- Exercise prompt: Restate the material word for word and leave out anything that is a picture.
(begin)
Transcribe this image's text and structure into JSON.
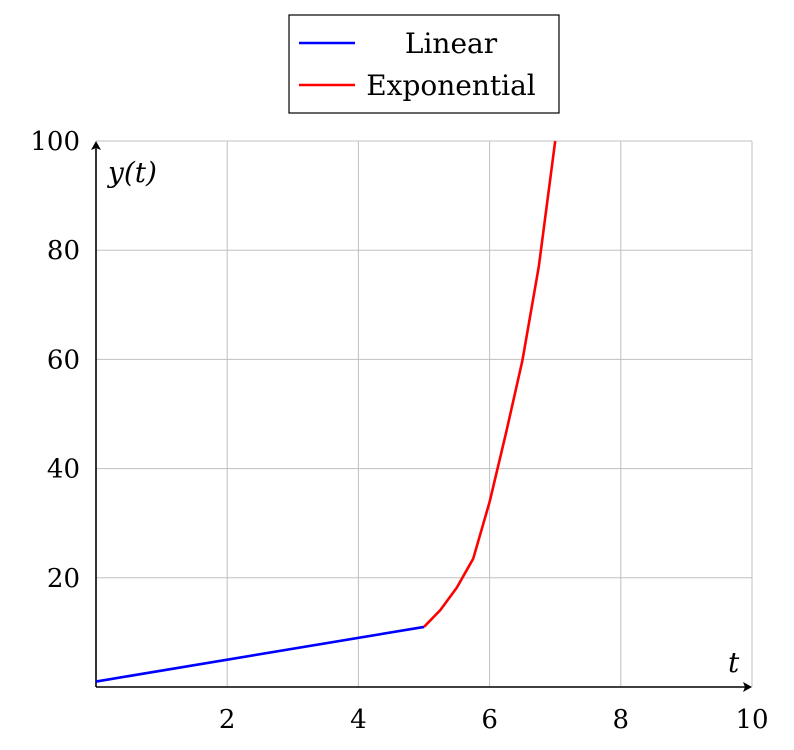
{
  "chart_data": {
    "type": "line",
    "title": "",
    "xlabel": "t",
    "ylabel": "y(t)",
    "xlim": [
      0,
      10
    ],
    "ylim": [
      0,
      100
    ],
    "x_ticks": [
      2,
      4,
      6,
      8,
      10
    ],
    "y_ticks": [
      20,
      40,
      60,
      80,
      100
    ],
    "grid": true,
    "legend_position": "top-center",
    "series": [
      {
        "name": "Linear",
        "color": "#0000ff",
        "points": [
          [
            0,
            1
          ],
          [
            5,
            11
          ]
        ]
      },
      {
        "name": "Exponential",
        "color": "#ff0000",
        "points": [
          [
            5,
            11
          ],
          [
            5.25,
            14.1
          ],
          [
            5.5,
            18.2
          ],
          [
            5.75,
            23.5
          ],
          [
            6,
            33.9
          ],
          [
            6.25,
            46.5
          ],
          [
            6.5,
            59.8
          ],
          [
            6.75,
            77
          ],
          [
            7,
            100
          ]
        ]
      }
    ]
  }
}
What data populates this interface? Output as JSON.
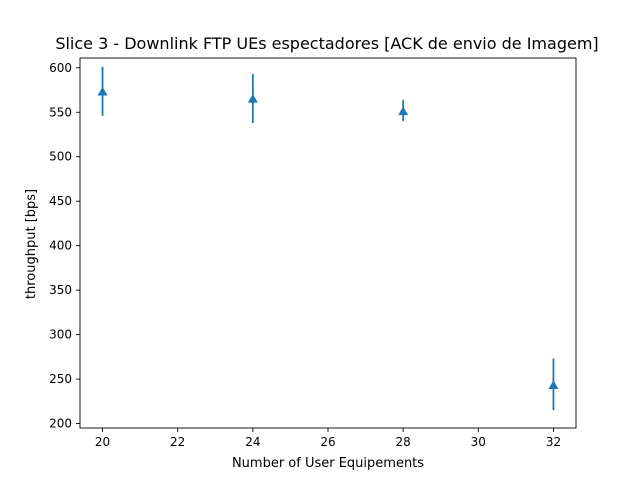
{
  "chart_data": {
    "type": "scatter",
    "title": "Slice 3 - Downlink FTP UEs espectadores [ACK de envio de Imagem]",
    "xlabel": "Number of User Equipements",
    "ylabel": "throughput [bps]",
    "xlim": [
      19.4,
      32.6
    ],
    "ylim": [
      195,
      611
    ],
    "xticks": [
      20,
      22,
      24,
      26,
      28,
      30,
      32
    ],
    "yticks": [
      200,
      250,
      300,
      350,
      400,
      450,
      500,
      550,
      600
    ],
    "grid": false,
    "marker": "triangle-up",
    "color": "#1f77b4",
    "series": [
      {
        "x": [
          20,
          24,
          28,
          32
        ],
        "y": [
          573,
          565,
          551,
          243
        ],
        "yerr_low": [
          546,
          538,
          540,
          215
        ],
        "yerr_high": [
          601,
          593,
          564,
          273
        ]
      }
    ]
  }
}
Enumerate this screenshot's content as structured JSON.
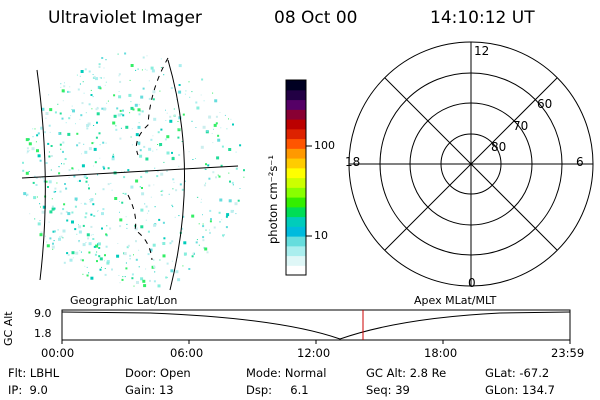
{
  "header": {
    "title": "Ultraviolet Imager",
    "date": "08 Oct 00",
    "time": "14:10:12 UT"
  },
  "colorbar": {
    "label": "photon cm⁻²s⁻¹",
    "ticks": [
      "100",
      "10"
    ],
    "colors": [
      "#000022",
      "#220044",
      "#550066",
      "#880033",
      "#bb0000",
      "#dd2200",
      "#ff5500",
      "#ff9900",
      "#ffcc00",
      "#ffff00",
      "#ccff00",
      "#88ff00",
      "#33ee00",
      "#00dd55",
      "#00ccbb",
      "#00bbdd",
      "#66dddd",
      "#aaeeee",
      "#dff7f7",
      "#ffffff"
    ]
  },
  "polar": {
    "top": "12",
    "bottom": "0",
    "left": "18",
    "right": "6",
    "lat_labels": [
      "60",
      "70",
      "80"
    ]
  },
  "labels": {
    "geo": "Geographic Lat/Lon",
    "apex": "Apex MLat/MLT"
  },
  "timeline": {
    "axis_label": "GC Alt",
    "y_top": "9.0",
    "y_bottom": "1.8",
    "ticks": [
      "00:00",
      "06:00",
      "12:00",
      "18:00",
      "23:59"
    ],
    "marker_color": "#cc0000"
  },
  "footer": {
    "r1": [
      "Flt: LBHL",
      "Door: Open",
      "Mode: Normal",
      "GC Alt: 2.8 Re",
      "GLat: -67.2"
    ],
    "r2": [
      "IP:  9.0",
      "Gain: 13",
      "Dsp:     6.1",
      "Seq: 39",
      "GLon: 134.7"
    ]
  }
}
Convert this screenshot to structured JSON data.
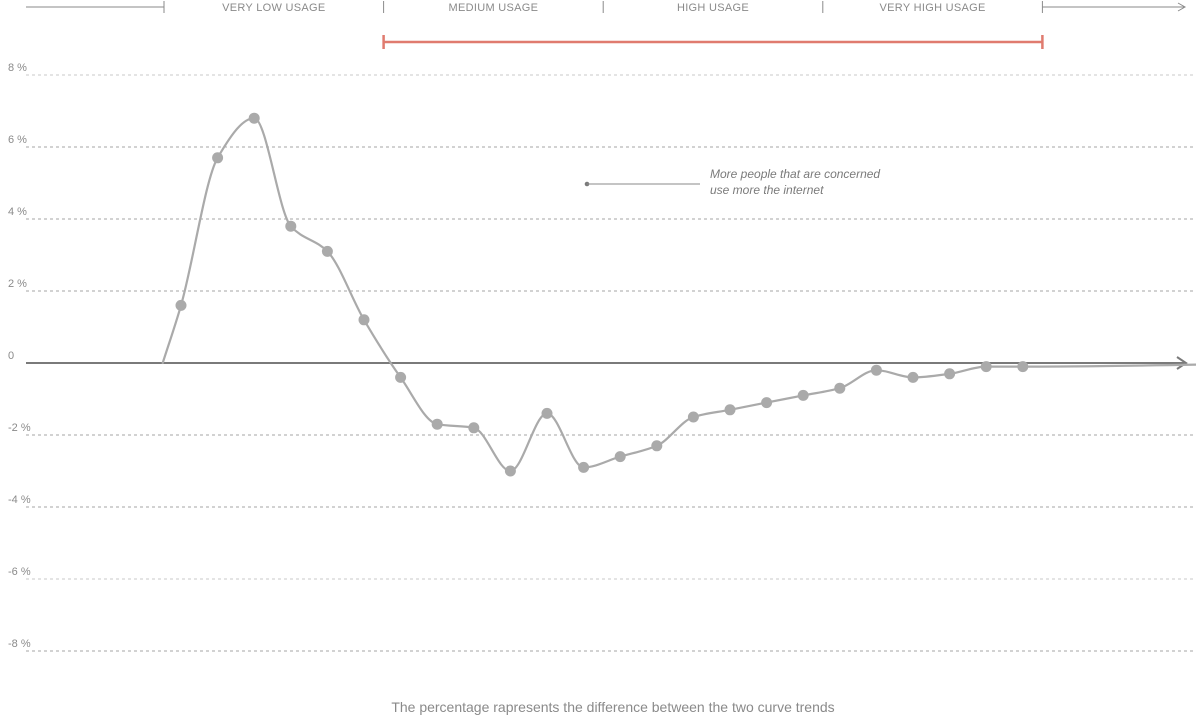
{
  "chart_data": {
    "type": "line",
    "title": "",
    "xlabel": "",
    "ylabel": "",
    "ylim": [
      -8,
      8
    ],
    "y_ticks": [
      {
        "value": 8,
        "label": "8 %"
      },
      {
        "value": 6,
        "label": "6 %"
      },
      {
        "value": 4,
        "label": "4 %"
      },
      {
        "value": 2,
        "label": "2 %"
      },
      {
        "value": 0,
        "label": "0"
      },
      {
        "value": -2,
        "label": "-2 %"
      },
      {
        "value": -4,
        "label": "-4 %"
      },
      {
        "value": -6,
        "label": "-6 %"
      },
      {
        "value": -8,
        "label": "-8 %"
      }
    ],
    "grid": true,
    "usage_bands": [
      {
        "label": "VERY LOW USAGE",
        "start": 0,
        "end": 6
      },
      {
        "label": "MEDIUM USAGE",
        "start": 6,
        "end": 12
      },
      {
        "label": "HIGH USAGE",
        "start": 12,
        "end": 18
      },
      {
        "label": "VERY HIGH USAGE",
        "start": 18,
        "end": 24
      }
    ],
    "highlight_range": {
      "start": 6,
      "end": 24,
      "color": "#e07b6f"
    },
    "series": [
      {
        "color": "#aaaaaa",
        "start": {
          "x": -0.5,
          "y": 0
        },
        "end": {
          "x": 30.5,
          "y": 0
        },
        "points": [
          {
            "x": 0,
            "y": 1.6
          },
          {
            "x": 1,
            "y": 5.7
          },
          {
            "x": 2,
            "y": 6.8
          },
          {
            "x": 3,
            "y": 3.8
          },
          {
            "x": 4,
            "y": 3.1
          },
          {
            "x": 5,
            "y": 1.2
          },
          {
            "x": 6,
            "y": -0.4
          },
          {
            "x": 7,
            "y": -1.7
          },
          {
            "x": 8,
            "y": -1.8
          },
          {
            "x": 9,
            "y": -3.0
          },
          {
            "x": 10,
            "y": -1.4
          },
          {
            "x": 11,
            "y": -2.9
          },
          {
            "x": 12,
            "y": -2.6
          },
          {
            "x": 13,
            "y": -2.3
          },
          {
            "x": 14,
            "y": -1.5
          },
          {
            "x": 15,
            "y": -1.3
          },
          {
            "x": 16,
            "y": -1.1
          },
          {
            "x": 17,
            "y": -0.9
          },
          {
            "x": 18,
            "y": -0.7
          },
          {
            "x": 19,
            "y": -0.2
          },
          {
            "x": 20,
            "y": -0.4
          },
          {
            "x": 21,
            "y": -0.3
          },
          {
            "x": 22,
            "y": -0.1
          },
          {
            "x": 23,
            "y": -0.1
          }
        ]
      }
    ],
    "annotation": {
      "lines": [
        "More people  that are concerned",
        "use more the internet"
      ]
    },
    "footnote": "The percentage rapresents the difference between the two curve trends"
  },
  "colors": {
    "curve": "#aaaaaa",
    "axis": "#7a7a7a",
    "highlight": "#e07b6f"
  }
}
(end)
- The output:
Transcribe this image's text and structure into JSON.
{
  "chart_data": {
    "type": "line",
    "title": "",
    "xlabel": "t",
    "ylabel": "y(t)",
    "xlim": [
      0,
      10
    ],
    "ylim": [
      0,
      100
    ],
    "x_ticks": [
      2,
      4,
      6,
      8,
      10
    ],
    "y_ticks": [
      20,
      40,
      60,
      80,
      100
    ],
    "grid": true,
    "legend_position": "top-center",
    "series": [
      {
        "name": "Linear",
        "color": "#0000ff",
        "points": [
          [
            0,
            1
          ],
          [
            5,
            11
          ]
        ]
      },
      {
        "name": "Exponential",
        "color": "#ff0000",
        "points": [
          [
            5,
            11
          ],
          [
            5.25,
            14.1
          ],
          [
            5.5,
            18.2
          ],
          [
            5.75,
            23.5
          ],
          [
            6,
            33.9
          ],
          [
            6.25,
            46.5
          ],
          [
            6.5,
            59.8
          ],
          [
            6.75,
            77
          ],
          [
            7,
            100
          ]
        ]
      }
    ]
  }
}
What data populates this interface? Output as JSON.
{
  "chart_data": {
    "type": "scatter",
    "title": "Slice 3 - Downlink FTP UEs espectadores [ACK de envio de Imagem]",
    "xlabel": "Number of User Equipements",
    "ylabel": "throughput [bps]",
    "xlim": [
      19.4,
      32.6
    ],
    "ylim": [
      195,
      611
    ],
    "xticks": [
      20,
      22,
      24,
      26,
      28,
      30,
      32
    ],
    "yticks": [
      200,
      250,
      300,
      350,
      400,
      450,
      500,
      550,
      600
    ],
    "grid": false,
    "marker": "triangle-up",
    "color": "#1f77b4",
    "series": [
      {
        "x": [
          20,
          24,
          28,
          32
        ],
        "y": [
          573,
          565,
          551,
          243
        ],
        "yerr_low": [
          546,
          538,
          540,
          215
        ],
        "yerr_high": [
          601,
          593,
          564,
          273
        ]
      }
    ]
  }
}
Enumerate this screenshot's content as structured JSON.
{
  "header": {
    "title": "Ultraviolet Imager",
    "date": "08 Oct 00",
    "time": "14:10:12 UT"
  },
  "colorbar": {
    "label": "photon cm⁻²s⁻¹",
    "ticks": [
      "100",
      "10"
    ],
    "colors": [
      "#000022",
      "#220044",
      "#550066",
      "#880033",
      "#bb0000",
      "#dd2200",
      "#ff5500",
      "#ff9900",
      "#ffcc00",
      "#ffff00",
      "#ccff00",
      "#88ff00",
      "#33ee00",
      "#00dd55",
      "#00ccbb",
      "#00bbdd",
      "#66dddd",
      "#aaeeee",
      "#dff7f7",
      "#ffffff"
    ]
  },
  "polar": {
    "top": "12",
    "bottom": "0",
    "left": "18",
    "right": "6",
    "lat_labels": [
      "60",
      "70",
      "80"
    ]
  },
  "labels": {
    "geo": "Geographic Lat/Lon",
    "apex": "Apex MLat/MLT"
  },
  "timeline": {
    "axis_label": "GC Alt",
    "y_top": "9.0",
    "y_bottom": "1.8",
    "ticks": [
      "00:00",
      "06:00",
      "12:00",
      "18:00",
      "23:59"
    ],
    "marker_color": "#cc0000"
  },
  "footer": {
    "r1": [
      "Flt: LBHL",
      "Door: Open",
      "Mode: Normal",
      "GC Alt: 2.8 Re",
      "GLat: -67.2"
    ],
    "r2": [
      "IP:  9.0",
      "Gain: 13",
      "Dsp:     6.1",
      "Seq: 39",
      "GLon: 134.7"
    ]
  }
}
Convert this screenshot to structured JSON data.
{
  "chart_data": {
    "type": "line",
    "title": "",
    "xlabel": "",
    "ylabel": "",
    "ylim": [
      -8,
      8
    ],
    "y_ticks": [
      {
        "value": 8,
        "label": "8 %"
      },
      {
        "value": 6,
        "label": "6 %"
      },
      {
        "value": 4,
        "label": "4 %"
      },
      {
        "value": 2,
        "label": "2 %"
      },
      {
        "value": 0,
        "label": "0"
      },
      {
        "value": -2,
        "label": "-2 %"
      },
      {
        "value": -4,
        "label": "-4 %"
      },
      {
        "value": -6,
        "label": "-6 %"
      },
      {
        "value": -8,
        "label": "-8 %"
      }
    ],
    "grid": true,
    "usage_bands": [
      {
        "label": "VERY LOW USAGE",
        "start": 0,
        "end": 6
      },
      {
        "label": "MEDIUM USAGE",
        "start": 6,
        "end": 12
      },
      {
        "label": "HIGH USAGE",
        "start": 12,
        "end": 18
      },
      {
        "label": "VERY HIGH USAGE",
        "start": 18,
        "end": 24
      }
    ],
    "highlight_range": {
      "start": 6,
      "end": 24,
      "color": "#e07b6f"
    },
    "series": [
      {
        "color": "#aaaaaa",
        "start": {
          "x": -0.5,
          "y": 0
        },
        "end": {
          "x": 30.5,
          "y": 0
        },
        "points": [
          {
            "x": 0,
            "y": 1.6
          },
          {
            "x": 1,
            "y": 5.7
          },
          {
            "x": 2,
            "y": 6.8
          },
          {
            "x": 3,
            "y": 3.8
          },
          {
            "x": 4,
            "y": 3.1
          },
          {
            "x": 5,
            "y": 1.2
          },
          {
            "x": 6,
            "y": -0.4
          },
          {
            "x": 7,
            "y": -1.7
          },
          {
            "x": 8,
            "y": -1.8
          },
          {
            "x": 9,
            "y": -3.0
          },
          {
            "x": 10,
            "y": -1.4
          },
          {
            "x": 11,
            "y": -2.9
          },
          {
            "x": 12,
            "y": -2.6
          },
          {
            "x": 13,
            "y": -2.3
          },
          {
            "x": 14,
            "y": -1.5
          },
          {
            "x": 15,
            "y": -1.3
          },
          {
            "x": 16,
            "y": -1.1
          },
          {
            "x": 17,
            "y": -0.9
          },
          {
            "x": 18,
            "y": -0.7
          },
          {
            "x": 19,
            "y": -0.2
          },
          {
            "x": 20,
            "y": -0.4
          },
          {
            "x": 21,
            "y": -0.3
          },
          {
            "x": 22,
            "y": -0.1
          },
          {
            "x": 23,
            "y": -0.1
          }
        ]
      }
    ],
    "annotation": {
      "lines": [
        "More people  that are concerned",
        "use more the internet"
      ]
    },
    "footnote": "The percentage rapresents the difference between the two curve trends"
  },
  "colors": {
    "curve": "#aaaaaa",
    "axis": "#7a7a7a",
    "highlight": "#e07b6f"
  }
}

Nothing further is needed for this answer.